▶ **Source data**:

# # # #

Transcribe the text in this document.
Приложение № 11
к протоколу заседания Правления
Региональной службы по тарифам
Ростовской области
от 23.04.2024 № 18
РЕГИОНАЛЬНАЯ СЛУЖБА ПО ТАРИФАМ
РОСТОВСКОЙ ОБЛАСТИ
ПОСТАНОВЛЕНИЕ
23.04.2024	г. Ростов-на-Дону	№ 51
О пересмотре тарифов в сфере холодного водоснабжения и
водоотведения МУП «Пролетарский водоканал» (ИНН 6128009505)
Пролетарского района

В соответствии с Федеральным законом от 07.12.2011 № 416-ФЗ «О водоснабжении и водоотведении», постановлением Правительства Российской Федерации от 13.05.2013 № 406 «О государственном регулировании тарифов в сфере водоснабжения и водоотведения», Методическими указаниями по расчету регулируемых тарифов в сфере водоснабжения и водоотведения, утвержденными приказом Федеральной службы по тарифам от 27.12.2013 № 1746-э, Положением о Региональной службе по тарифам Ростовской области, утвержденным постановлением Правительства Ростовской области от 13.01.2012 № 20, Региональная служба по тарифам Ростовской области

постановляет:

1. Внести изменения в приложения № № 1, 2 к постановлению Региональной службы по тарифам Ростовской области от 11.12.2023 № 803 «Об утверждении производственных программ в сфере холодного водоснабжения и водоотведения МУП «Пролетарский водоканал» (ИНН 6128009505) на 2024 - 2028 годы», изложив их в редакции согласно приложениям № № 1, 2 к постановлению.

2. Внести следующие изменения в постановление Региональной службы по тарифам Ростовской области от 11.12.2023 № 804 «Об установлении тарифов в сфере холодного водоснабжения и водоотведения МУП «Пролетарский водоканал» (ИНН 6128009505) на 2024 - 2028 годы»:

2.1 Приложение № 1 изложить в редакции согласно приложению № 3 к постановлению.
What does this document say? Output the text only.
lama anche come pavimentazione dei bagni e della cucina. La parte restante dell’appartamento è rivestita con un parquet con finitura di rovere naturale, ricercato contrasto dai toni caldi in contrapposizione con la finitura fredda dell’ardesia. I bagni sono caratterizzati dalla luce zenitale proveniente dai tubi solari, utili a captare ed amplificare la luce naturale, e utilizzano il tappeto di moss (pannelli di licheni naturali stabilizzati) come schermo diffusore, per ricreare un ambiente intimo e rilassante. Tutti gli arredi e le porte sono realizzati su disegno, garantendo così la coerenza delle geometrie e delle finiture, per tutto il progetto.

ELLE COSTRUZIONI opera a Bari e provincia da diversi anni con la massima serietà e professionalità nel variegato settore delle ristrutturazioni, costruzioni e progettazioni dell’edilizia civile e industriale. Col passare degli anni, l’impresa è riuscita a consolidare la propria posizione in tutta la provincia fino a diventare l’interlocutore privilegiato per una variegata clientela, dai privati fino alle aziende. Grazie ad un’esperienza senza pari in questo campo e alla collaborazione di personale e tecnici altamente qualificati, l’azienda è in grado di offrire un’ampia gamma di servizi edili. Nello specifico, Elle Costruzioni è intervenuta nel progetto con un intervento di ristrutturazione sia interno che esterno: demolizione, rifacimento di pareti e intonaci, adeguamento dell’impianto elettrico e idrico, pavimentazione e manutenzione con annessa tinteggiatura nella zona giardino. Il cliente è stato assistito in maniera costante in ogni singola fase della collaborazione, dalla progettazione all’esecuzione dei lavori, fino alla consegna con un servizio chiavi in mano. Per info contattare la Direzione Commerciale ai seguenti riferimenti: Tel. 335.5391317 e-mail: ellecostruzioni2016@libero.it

# # # #

Identify the lines of the entries containing the string "согласно". Copy each such line.

1. Внести изменения в приложения № № 1, 2 к постановлению Региональной службы по тарифам Ростовской области от 11.12.2023 № 803 «Об утверждении производственных программ в сфере холодного водоснабжения и водоотведения МУП «Пролетарский водоканал» (ИНН 6128009505) на 2024 - 2028 годы», изложив их в редакции согласно приложениям № № 1, 2 к постановлению.
2.1 Приложение № 1 изложить в редакции согласно приложению № 3 к постановлению.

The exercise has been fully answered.